[Some records]
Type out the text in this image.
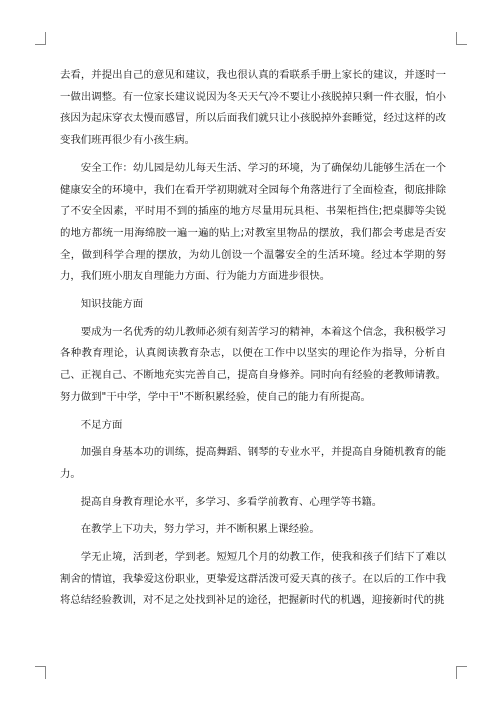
去看，并提出自己的意见和建议，我也很认真的看联系手册上家长的建议，并逐时一一做出调整。有一位家长建议说因为冬天天气冷不要让小孩脱掉只剩一件衣服，怕小孩因为起床穿衣太慢而感冒，所以后面我们就只让小孩脱掉外套睡觉，经过这样的改变我们班再很少有小孩生病。

安全工作：幼儿园是幼儿每天生活、学习的环境，为了确保幼儿能够生活在一个健康安全的环境中，我们在看开学初期就对全园每个角落进行了全面检查，彻底排除了不安全因素，平时用不到的插座的地方尽量用玩具柜、书架柜挡住;把桌脚等尖锐的地方都统一用海绵胶一遍一遍的贴上;对教室里物品的摆放，我们都会考虑是否安全，做到科学合理的摆放，为幼儿创设一个温馨安全的生活环境。经过本学期的努力，我们班小朋友自理能力方面、行为能力方面进步很快。

知识技能方面

要成为一名优秀的幼儿教师必须有刻苦学习的精神，本着这个信念，我积极学习各种教育理论，认真阅读教育杂志，以便在工作中以坚实的理论作为指导，分析自己、正视自己、不断地充实完善自己，提高自身修养。同时向有经验的老教师请教。努力做到"干中学，学中干"不断积累经验，使自己的能力有所提高。

不足方面

加强自身基本功的训练，提高舞蹈、钢琴的专业水平，并提高自身随机教育的能力。

提高自身教育理论水平，多学习、多看学前教育、心理学等书籍。

在教学上下功夫，努力学习，并不断积累上课经验。

学无止境，活到老，学到老。短短几个月的幼教工作，使我和孩子们结下了难以割舍的情谊，我挚爱这份职业，更挚爱这群活泼可爱天真的孩子。在以后的工作中我将总结经验教训，对不足之处找到补足的途径，把握新时代的机遇，迎接新时代的挑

WHAT THE TASK REQUIRES:
From the data above, write out everything exactly except the pictures.

EXERCISE OUTPUT:
Type out the text in this image.
去看，并提出自己的意见和建议，我也很认真的看联系手册上家长的建议，并逐时一一做出调整。有一位家长建议说因为冬天天气冷不要让小孩脱掉只剩一件衣服，怕小孩因为起床穿衣太慢而感冒，所以后面我们就只让小孩脱掉外套睡觉，经过这样的改变我们班再很少有小孩生病。

安全工作：幼儿园是幼儿每天生活、学习的环境，为了确保幼儿能够生活在一个健康安全的环境中，我们在看开学初期就对全园每个角落进行了全面检查，彻底排除了不安全因素，平时用不到的插座的地方尽量用玩具柜、书架柜挡住;把桌脚等尖锐的地方都统一用海绵胶一遍一遍的贴上;对教室里物品的摆放，我们都会考虑是否安全，做到科学合理的摆放，为幼儿创设一个温馨安全的生活环境。经过本学期的努力，我们班小朋友自理能力方面、行为能力方面进步很快。

知识技能方面

要成为一名优秀的幼儿教师必须有刻苦学习的精神，本着这个信念，我积极学习各种教育理论，认真阅读教育杂志，以便在工作中以坚实的理论作为指导，分析自己、正视自己、不断地充实完善自己，提高自身修养。同时向有经验的老教师请教。努力做到"干中学，学中干"不断积累经验，使自己的能力有所提高。

不足方面

加强自身基本功的训练，提高舞蹈、钢琴的专业水平，并提高自身随机教育的能力。

提高自身教育理论水平，多学习、多看学前教育、心理学等书籍。

在教学上下功夫，努力学习，并不断积累上课经验。

学无止境，活到老，学到老。短短几个月的幼教工作，使我和孩子们结下了难以割舍的情谊，我挚爱这份职业，更挚爱这群活泼可爱天真的孩子。在以后的工作中我将总结经验教训，对不足之处找到补足的途径，把握新时代的机遇，迎接新时代的挑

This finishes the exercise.